▶ _TASK DATA_
════

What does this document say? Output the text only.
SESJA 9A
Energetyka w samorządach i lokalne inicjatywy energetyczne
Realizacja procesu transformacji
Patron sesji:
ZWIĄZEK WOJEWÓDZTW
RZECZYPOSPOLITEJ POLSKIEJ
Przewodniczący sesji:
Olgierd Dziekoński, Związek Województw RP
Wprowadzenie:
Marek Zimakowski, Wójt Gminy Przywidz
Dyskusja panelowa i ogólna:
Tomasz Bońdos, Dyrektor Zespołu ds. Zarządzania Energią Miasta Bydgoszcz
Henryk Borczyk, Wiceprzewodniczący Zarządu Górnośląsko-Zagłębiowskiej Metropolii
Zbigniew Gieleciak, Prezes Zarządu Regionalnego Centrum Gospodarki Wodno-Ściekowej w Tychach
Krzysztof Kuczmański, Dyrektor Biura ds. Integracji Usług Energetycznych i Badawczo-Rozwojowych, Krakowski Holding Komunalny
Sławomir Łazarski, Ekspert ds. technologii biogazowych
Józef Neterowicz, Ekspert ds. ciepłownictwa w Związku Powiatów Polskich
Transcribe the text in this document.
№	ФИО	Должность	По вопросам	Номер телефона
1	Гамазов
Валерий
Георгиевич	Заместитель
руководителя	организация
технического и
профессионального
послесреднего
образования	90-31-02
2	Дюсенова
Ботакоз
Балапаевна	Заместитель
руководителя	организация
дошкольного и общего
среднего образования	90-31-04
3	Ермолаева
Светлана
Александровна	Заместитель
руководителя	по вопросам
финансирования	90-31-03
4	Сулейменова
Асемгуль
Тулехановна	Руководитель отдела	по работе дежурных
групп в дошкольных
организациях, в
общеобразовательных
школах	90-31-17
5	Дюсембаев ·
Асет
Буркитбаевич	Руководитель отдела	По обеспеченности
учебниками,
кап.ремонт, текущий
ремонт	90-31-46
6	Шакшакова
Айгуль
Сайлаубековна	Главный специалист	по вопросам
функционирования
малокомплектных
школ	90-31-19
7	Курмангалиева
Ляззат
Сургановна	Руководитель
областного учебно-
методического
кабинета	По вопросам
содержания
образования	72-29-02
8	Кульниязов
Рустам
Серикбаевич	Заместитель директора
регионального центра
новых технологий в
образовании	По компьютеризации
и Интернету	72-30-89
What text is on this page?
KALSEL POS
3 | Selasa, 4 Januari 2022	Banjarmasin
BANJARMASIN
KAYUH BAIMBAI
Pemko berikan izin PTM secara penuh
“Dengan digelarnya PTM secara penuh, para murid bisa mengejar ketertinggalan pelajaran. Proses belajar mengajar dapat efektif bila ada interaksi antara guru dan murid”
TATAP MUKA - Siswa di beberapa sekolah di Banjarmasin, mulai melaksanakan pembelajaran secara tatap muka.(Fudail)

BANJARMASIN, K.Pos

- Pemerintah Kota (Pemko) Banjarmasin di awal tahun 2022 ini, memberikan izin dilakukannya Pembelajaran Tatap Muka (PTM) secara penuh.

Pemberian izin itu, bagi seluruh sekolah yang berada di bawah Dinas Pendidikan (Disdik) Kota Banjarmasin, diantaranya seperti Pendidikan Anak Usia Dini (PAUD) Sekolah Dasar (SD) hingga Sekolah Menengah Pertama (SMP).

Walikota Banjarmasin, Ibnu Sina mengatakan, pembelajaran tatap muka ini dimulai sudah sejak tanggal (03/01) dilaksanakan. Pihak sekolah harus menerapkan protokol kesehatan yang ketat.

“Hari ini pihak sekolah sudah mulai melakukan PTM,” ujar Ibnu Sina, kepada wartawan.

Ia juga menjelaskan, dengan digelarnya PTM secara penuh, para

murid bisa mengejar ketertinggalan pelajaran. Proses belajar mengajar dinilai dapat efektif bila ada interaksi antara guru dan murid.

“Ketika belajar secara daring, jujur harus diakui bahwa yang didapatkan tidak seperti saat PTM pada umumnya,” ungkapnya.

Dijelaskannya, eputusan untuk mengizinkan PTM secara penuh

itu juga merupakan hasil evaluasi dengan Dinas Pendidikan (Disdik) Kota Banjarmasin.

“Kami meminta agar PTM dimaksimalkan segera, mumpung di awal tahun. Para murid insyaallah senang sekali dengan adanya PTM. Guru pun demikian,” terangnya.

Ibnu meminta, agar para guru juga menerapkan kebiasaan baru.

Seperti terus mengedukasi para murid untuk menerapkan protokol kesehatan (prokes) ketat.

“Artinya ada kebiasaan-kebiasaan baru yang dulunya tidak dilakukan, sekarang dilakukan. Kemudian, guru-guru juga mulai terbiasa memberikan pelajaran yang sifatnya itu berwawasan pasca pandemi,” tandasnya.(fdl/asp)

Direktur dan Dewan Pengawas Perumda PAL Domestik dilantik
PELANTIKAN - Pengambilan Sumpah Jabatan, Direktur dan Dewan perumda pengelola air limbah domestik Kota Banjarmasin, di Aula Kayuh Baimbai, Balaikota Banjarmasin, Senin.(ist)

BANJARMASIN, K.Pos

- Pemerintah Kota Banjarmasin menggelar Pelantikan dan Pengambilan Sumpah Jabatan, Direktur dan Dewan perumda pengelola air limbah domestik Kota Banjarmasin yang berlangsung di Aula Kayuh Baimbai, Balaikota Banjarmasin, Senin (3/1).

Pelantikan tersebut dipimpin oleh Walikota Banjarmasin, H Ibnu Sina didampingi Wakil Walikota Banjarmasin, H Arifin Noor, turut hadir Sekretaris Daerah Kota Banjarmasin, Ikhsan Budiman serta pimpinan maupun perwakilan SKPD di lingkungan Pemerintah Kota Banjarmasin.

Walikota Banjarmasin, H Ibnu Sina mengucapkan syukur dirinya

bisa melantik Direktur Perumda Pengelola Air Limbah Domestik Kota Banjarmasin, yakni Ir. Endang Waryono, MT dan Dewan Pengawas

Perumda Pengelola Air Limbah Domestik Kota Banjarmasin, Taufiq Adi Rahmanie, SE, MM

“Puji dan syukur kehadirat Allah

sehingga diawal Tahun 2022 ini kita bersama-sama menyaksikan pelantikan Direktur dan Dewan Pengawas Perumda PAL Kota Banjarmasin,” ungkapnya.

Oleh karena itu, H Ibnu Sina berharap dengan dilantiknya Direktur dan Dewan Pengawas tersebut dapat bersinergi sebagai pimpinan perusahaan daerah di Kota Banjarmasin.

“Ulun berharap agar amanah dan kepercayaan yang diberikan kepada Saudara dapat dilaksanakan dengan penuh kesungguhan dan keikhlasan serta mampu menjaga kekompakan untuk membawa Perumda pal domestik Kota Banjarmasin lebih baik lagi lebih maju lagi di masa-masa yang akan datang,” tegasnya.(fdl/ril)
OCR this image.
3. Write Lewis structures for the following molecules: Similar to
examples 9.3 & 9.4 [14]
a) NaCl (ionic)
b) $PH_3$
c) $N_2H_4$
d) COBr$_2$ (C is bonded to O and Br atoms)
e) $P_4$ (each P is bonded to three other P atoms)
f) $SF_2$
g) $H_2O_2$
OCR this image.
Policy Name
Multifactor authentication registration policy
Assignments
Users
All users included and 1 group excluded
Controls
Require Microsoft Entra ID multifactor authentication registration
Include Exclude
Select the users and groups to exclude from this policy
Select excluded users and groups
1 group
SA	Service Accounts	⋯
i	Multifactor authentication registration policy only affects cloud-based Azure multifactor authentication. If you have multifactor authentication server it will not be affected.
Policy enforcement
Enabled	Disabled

════

▶ _TASK REQUIREMENTS_
Review the preceding data and report every line that includes the string "Select".

▶ _EXERCISE OUTPUT_
Select the users and groups to exclude from this policy
Select excluded users and groups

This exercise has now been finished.